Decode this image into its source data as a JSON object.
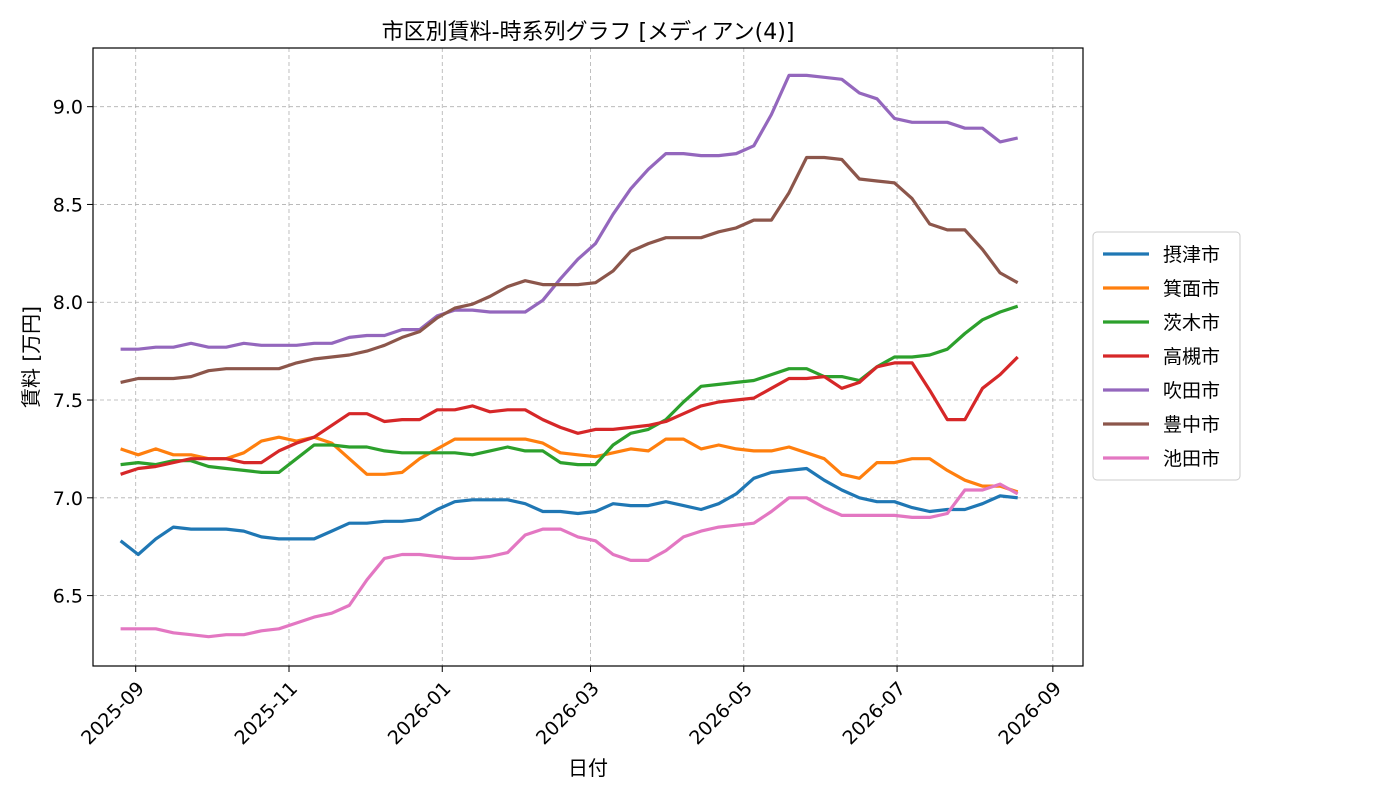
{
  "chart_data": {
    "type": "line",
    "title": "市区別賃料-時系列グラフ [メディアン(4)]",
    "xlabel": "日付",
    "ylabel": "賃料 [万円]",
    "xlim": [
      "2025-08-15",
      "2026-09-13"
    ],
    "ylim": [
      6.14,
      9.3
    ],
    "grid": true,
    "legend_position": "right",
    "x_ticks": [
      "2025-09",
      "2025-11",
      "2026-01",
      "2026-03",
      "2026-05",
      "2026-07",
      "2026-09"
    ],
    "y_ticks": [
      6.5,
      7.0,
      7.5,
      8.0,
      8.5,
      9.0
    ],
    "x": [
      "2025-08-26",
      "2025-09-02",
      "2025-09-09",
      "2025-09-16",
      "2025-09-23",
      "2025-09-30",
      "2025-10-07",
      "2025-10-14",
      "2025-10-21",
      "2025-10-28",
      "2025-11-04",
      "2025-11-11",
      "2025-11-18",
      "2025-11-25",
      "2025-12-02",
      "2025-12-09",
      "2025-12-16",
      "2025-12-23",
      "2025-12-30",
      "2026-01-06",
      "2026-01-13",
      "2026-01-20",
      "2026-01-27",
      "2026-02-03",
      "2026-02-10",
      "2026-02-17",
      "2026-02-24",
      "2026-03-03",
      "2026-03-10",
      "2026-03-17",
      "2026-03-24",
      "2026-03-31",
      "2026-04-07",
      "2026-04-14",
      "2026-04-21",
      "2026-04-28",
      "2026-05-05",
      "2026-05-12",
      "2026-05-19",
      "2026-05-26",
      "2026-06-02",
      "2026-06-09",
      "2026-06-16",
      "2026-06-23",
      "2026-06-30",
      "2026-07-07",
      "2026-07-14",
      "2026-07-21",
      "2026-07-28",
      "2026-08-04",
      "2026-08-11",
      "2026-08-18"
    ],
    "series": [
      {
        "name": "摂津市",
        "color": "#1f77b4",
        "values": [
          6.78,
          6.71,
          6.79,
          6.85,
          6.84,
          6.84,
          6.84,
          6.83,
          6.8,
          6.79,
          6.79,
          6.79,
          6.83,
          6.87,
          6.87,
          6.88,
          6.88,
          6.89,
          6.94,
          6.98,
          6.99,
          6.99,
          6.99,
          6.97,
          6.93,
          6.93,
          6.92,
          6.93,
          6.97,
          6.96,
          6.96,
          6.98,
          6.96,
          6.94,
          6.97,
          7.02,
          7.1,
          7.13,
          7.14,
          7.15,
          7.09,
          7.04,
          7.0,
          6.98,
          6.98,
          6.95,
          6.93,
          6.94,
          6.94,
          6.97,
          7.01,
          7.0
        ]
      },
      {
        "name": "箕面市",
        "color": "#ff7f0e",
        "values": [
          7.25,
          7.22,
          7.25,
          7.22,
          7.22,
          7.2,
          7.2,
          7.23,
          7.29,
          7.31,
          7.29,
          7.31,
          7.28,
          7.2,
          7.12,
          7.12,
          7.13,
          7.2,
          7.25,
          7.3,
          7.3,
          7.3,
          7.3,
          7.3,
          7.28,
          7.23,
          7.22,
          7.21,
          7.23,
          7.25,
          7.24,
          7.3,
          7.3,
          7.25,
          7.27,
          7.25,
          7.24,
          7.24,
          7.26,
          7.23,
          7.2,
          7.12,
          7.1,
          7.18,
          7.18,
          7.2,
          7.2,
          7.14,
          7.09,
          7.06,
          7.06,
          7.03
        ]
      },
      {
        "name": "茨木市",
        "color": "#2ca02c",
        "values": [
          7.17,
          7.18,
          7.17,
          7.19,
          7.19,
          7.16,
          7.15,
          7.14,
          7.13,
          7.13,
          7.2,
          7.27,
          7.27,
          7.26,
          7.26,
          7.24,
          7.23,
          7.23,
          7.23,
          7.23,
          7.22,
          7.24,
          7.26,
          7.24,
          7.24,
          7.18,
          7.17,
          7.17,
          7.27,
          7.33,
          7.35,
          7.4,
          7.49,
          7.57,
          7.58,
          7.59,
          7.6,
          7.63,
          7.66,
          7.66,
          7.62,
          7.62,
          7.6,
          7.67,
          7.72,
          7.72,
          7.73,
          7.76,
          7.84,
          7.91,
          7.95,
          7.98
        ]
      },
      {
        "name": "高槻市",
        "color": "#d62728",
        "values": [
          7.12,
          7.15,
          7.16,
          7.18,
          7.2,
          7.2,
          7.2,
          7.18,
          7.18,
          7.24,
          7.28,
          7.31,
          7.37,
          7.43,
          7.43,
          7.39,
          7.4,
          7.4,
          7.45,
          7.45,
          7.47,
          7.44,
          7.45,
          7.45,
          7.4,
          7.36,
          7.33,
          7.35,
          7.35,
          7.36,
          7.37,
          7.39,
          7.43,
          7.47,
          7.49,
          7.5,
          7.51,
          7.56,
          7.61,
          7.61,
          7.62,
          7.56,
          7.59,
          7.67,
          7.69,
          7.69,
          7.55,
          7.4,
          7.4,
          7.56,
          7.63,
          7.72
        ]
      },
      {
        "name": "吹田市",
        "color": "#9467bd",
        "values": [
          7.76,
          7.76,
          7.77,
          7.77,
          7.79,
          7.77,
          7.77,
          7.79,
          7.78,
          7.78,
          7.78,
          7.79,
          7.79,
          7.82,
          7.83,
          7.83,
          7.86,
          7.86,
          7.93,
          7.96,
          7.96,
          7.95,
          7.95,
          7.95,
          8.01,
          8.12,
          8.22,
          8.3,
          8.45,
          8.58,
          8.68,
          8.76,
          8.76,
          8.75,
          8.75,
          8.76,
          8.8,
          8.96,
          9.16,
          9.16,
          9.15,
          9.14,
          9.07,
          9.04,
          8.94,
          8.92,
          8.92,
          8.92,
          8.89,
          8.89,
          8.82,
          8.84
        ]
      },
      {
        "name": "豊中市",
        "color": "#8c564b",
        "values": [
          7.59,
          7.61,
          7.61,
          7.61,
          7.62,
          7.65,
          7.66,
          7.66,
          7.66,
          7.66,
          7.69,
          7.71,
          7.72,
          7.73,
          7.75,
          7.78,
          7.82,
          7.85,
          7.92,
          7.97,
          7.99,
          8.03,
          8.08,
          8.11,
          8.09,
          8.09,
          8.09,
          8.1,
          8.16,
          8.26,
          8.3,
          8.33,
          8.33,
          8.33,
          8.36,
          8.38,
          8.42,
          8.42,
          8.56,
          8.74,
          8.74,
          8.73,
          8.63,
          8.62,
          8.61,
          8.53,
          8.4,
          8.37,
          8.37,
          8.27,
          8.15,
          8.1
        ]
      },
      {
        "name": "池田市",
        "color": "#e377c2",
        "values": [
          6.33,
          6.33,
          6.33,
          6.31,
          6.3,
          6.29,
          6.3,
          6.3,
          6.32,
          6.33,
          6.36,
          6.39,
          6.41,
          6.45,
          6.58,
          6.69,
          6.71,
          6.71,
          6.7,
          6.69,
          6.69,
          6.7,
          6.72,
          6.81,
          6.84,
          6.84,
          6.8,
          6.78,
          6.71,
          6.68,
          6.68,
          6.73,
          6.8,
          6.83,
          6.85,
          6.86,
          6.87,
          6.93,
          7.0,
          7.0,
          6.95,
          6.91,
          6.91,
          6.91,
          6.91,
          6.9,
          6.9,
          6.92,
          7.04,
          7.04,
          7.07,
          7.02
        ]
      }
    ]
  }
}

+===+

- _WHAT YOU NEED TO DO_: Extract all the data above exactly, excluding every picture.

- _ANSWER TO THE TASK_:
Decode this image into its source data as a JSON object.
{
  "chart_data": {
    "type": "line",
    "title": "市区別賃料-時系列グラフ [メディアン(4)]",
    "xlabel": "日付",
    "ylabel": "賃料 [万円]",
    "xlim": [
      "2025-08-15",
      "2026-09-13"
    ],
    "ylim": [
      6.14,
      9.3
    ],
    "grid": true,
    "legend_position": "right",
    "x_ticks": [
      "2025-09",
      "2025-11",
      "2026-01",
      "2026-03",
      "2026-05",
      "2026-07",
      "2026-09"
    ],
    "y_ticks": [
      6.5,
      7.0,
      7.5,
      8.0,
      8.5,
      9.0
    ],
    "x": [
      "2025-08-26",
      "2025-09-02",
      "2025-09-09",
      "2025-09-16",
      "2025-09-23",
      "2025-09-30",
      "2025-10-07",
      "2025-10-14",
      "2025-10-21",
      "2025-10-28",
      "2025-11-04",
      "2025-11-11",
      "2025-11-18",
      "2025-11-25",
      "2025-12-02",
      "2025-12-09",
      "2025-12-16",
      "2025-12-23",
      "2025-12-30",
      "2026-01-06",
      "2026-01-13",
      "2026-01-20",
      "2026-01-27",
      "2026-02-03",
      "2026-02-10",
      "2026-02-17",
      "2026-02-24",
      "2026-03-03",
      "2026-03-10",
      "2026-03-17",
      "2026-03-24",
      "2026-03-31",
      "2026-04-07",
      "2026-04-14",
      "2026-04-21",
      "2026-04-28",
      "2026-05-05",
      "2026-05-12",
      "2026-05-19",
      "2026-05-26",
      "2026-06-02",
      "2026-06-09",
      "2026-06-16",
      "2026-06-23",
      "2026-06-30",
      "2026-07-07",
      "2026-07-14",
      "2026-07-21",
      "2026-07-28",
      "2026-08-04",
      "2026-08-11",
      "2026-08-18"
    ],
    "series": [
      {
        "name": "摂津市",
        "color": "#1f77b4",
        "values": [
          6.78,
          6.71,
          6.79,
          6.85,
          6.84,
          6.84,
          6.84,
          6.83,
          6.8,
          6.79,
          6.79,
          6.79,
          6.83,
          6.87,
          6.87,
          6.88,
          6.88,
          6.89,
          6.94,
          6.98,
          6.99,
          6.99,
          6.99,
          6.97,
          6.93,
          6.93,
          6.92,
          6.93,
          6.97,
          6.96,
          6.96,
          6.98,
          6.96,
          6.94,
          6.97,
          7.02,
          7.1,
          7.13,
          7.14,
          7.15,
          7.09,
          7.04,
          7.0,
          6.98,
          6.98,
          6.95,
          6.93,
          6.94,
          6.94,
          6.97,
          7.01,
          7.0
        ]
      },
      {
        "name": "箕面市",
        "color": "#ff7f0e",
        "values": [
          7.25,
          7.22,
          7.25,
          7.22,
          7.22,
          7.2,
          7.2,
          7.23,
          7.29,
          7.31,
          7.29,
          7.31,
          7.28,
          7.2,
          7.12,
          7.12,
          7.13,
          7.2,
          7.25,
          7.3,
          7.3,
          7.3,
          7.3,
          7.3,
          7.28,
          7.23,
          7.22,
          7.21,
          7.23,
          7.25,
          7.24,
          7.3,
          7.3,
          7.25,
          7.27,
          7.25,
          7.24,
          7.24,
          7.26,
          7.23,
          7.2,
          7.12,
          7.1,
          7.18,
          7.18,
          7.2,
          7.2,
          7.14,
          7.09,
          7.06,
          7.06,
          7.03
        ]
      },
      {
        "name": "茨木市",
        "color": "#2ca02c",
        "values": [
          7.17,
          7.18,
          7.17,
          7.19,
          7.19,
          7.16,
          7.15,
          7.14,
          7.13,
          7.13,
          7.2,
          7.27,
          7.27,
          7.26,
          7.26,
          7.24,
          7.23,
          7.23,
          7.23,
          7.23,
          7.22,
          7.24,
          7.26,
          7.24,
          7.24,
          7.18,
          7.17,
          7.17,
          7.27,
          7.33,
          7.35,
          7.4,
          7.49,
          7.57,
          7.58,
          7.59,
          7.6,
          7.63,
          7.66,
          7.66,
          7.62,
          7.62,
          7.6,
          7.67,
          7.72,
          7.72,
          7.73,
          7.76,
          7.84,
          7.91,
          7.95,
          7.98
        ]
      },
      {
        "name": "高槻市",
        "color": "#d62728",
        "values": [
          7.12,
          7.15,
          7.16,
          7.18,
          7.2,
          7.2,
          7.2,
          7.18,
          7.18,
          7.24,
          7.28,
          7.31,
          7.37,
          7.43,
          7.43,
          7.39,
          7.4,
          7.4,
          7.45,
          7.45,
          7.47,
          7.44,
          7.45,
          7.45,
          7.4,
          7.36,
          7.33,
          7.35,
          7.35,
          7.36,
          7.37,
          7.39,
          7.43,
          7.47,
          7.49,
          7.5,
          7.51,
          7.56,
          7.61,
          7.61,
          7.62,
          7.56,
          7.59,
          7.67,
          7.69,
          7.69,
          7.55,
          7.4,
          7.4,
          7.56,
          7.63,
          7.72
        ]
      },
      {
        "name": "吹田市",
        "color": "#9467bd",
        "values": [
          7.76,
          7.76,
          7.77,
          7.77,
          7.79,
          7.77,
          7.77,
          7.79,
          7.78,
          7.78,
          7.78,
          7.79,
          7.79,
          7.82,
          7.83,
          7.83,
          7.86,
          7.86,
          7.93,
          7.96,
          7.96,
          7.95,
          7.95,
          7.95,
          8.01,
          8.12,
          8.22,
          8.3,
          8.45,
          8.58,
          8.68,
          8.76,
          8.76,
          8.75,
          8.75,
          8.76,
          8.8,
          8.96,
          9.16,
          9.16,
          9.15,
          9.14,
          9.07,
          9.04,
          8.94,
          8.92,
          8.92,
          8.92,
          8.89,
          8.89,
          8.82,
          8.84
        ]
      },
      {
        "name": "豊中市",
        "color": "#8c564b",
        "values": [
          7.59,
          7.61,
          7.61,
          7.61,
          7.62,
          7.65,
          7.66,
          7.66,
          7.66,
          7.66,
          7.69,
          7.71,
          7.72,
          7.73,
          7.75,
          7.78,
          7.82,
          7.85,
          7.92,
          7.97,
          7.99,
          8.03,
          8.08,
          8.11,
          8.09,
          8.09,
          8.09,
          8.1,
          8.16,
          8.26,
          8.3,
          8.33,
          8.33,
          8.33,
          8.36,
          8.38,
          8.42,
          8.42,
          8.56,
          8.74,
          8.74,
          8.73,
          8.63,
          8.62,
          8.61,
          8.53,
          8.4,
          8.37,
          8.37,
          8.27,
          8.15,
          8.1
        ]
      },
      {
        "name": "池田市",
        "color": "#e377c2",
        "values": [
          6.33,
          6.33,
          6.33,
          6.31,
          6.3,
          6.29,
          6.3,
          6.3,
          6.32,
          6.33,
          6.36,
          6.39,
          6.41,
          6.45,
          6.58,
          6.69,
          6.71,
          6.71,
          6.7,
          6.69,
          6.69,
          6.7,
          6.72,
          6.81,
          6.84,
          6.84,
          6.8,
          6.78,
          6.71,
          6.68,
          6.68,
          6.73,
          6.8,
          6.83,
          6.85,
          6.86,
          6.87,
          6.93,
          7.0,
          7.0,
          6.95,
          6.91,
          6.91,
          6.91,
          6.91,
          6.9,
          6.9,
          6.92,
          7.04,
          7.04,
          7.07,
          7.02
        ]
      }
    ]
  }
}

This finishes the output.